[Aim] Word for word, print each line of the listing below; pictures stay out.

[Extracted entries]
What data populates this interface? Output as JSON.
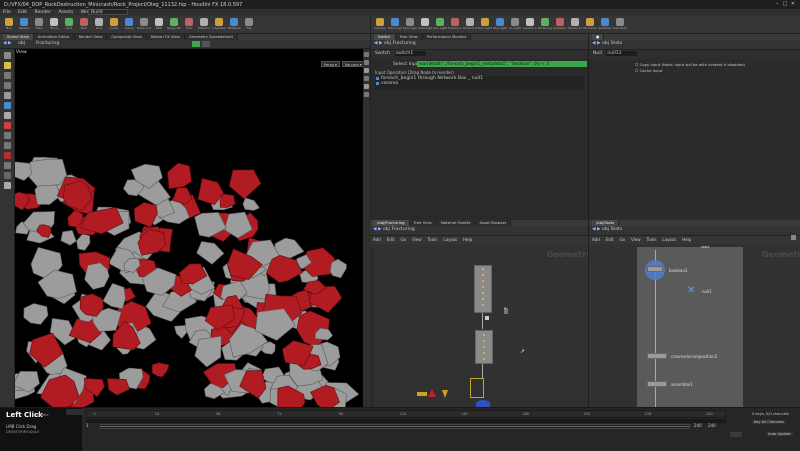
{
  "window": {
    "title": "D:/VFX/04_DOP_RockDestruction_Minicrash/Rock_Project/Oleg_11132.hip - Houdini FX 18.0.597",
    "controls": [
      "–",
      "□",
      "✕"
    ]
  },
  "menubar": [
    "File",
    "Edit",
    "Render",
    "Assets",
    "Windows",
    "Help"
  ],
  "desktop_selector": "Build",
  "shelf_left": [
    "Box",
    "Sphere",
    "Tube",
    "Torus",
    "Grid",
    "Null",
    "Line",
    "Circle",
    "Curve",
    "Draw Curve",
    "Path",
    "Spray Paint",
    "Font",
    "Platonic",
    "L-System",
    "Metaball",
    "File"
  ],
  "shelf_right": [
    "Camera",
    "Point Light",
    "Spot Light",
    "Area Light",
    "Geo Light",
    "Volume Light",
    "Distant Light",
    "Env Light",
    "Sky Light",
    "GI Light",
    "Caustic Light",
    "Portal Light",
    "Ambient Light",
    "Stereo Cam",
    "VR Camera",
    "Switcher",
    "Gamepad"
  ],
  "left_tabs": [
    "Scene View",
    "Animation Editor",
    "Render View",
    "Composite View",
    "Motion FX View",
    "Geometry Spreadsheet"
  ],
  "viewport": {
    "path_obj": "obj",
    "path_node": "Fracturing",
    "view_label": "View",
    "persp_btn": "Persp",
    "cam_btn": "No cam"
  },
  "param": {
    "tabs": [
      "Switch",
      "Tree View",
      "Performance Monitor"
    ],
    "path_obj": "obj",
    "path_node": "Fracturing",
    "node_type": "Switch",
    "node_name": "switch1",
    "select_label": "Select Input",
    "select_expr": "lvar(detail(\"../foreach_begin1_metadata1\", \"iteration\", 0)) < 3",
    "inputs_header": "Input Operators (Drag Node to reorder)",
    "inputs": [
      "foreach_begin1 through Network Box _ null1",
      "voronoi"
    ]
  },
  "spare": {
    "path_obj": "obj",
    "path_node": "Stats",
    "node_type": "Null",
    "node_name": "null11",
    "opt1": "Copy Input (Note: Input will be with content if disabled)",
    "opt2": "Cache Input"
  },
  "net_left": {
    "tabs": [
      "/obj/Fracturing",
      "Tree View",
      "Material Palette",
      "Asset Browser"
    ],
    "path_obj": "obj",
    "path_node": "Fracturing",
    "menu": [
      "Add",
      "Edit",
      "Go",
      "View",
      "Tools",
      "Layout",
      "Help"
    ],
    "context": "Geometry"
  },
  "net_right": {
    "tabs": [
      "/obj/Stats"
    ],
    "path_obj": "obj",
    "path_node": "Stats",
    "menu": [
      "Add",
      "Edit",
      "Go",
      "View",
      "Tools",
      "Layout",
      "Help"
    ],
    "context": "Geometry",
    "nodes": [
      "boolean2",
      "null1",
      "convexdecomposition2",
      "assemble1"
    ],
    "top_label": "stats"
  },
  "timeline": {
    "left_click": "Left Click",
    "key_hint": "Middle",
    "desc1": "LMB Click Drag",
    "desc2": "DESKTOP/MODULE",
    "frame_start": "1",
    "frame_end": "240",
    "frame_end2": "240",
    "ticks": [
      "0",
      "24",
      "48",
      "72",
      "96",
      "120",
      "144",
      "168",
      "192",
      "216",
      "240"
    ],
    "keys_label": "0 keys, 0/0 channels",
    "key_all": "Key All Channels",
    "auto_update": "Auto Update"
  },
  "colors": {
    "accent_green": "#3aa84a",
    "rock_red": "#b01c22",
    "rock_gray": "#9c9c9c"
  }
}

[Output of the task]
What data populates this interface? Output as JSON.
{
  "window": {
    "title": "D:/VFX/04_DOP_RockDestruction_Minicrash/Rock_Project/Oleg_11132.hip - Houdini FX 18.0.597",
    "controls": [
      "–",
      "□",
      "✕"
    ]
  },
  "menubar": [
    "File",
    "Edit",
    "Render",
    "Assets",
    "Windows",
    "Help"
  ],
  "desktop_selector": "Build",
  "shelf_left": [
    "Box",
    "Sphere",
    "Tube",
    "Torus",
    "Grid",
    "Null",
    "Line",
    "Circle",
    "Curve",
    "Draw Curve",
    "Path",
    "Spray Paint",
    "Font",
    "Platonic",
    "L-System",
    "Metaball",
    "File"
  ],
  "shelf_right": [
    "Camera",
    "Point Light",
    "Spot Light",
    "Area Light",
    "Geo Light",
    "Volume Light",
    "Distant Light",
    "Env Light",
    "Sky Light",
    "GI Light",
    "Caustic Light",
    "Portal Light",
    "Ambient Light",
    "Stereo Cam",
    "VR Camera",
    "Switcher",
    "Gamepad"
  ],
  "left_tabs": [
    "Scene View",
    "Animation Editor",
    "Render View",
    "Composite View",
    "Motion FX View",
    "Geometry Spreadsheet"
  ],
  "viewport": {
    "path_obj": "obj",
    "path_node": "Fracturing",
    "view_label": "View",
    "persp_btn": "Persp",
    "cam_btn": "No cam"
  },
  "param": {
    "tabs": [
      "Switch",
      "Tree View",
      "Performance Monitor"
    ],
    "path_obj": "obj",
    "path_node": "Fracturing",
    "node_type": "Switch",
    "node_name": "switch1",
    "select_label": "Select Input",
    "select_expr": "lvar(detail(\"../foreach_begin1_metadata1\", \"iteration\", 0)) < 3",
    "inputs_header": "Input Operators (Drag Node to reorder)",
    "inputs": [
      "foreach_begin1 through Network Box _ null1",
      "voronoi"
    ]
  },
  "spare": {
    "path_obj": "obj",
    "path_node": "Stats",
    "node_type": "Null",
    "node_name": "null11",
    "opt1": "Copy Input (Note: Input will be with content if disabled)",
    "opt2": "Cache Input"
  },
  "net_left": {
    "tabs": [
      "/obj/Fracturing",
      "Tree View",
      "Material Palette",
      "Asset Browser"
    ],
    "path_obj": "obj",
    "path_node": "Fracturing",
    "menu": [
      "Add",
      "Edit",
      "Go",
      "View",
      "Tools",
      "Layout",
      "Help"
    ],
    "context": "Geometry"
  },
  "net_right": {
    "tabs": [
      "/obj/Stats"
    ],
    "path_obj": "obj",
    "path_node": "Stats",
    "menu": [
      "Add",
      "Edit",
      "Go",
      "View",
      "Tools",
      "Layout",
      "Help"
    ],
    "context": "Geometry",
    "nodes": [
      "boolean2",
      "null1",
      "convexdecomposition2",
      "assemble1"
    ],
    "top_label": "stats"
  },
  "timeline": {
    "left_click": "Left Click",
    "key_hint": "Middle",
    "desc1": "LMB Click Drag",
    "desc2": "DESKTOP/MODULE",
    "frame_start": "1",
    "frame_end": "240",
    "frame_end2": "240",
    "ticks": [
      "0",
      "24",
      "48",
      "72",
      "96",
      "120",
      "144",
      "168",
      "192",
      "216",
      "240"
    ],
    "keys_label": "0 keys, 0/0 channels",
    "key_all": "Key All Channels",
    "auto_update": "Auto Update"
  },
  "colors": {
    "accent_green": "#3aa84a",
    "rock_red": "#b01c22",
    "rock_gray": "#9c9c9c"
  }
}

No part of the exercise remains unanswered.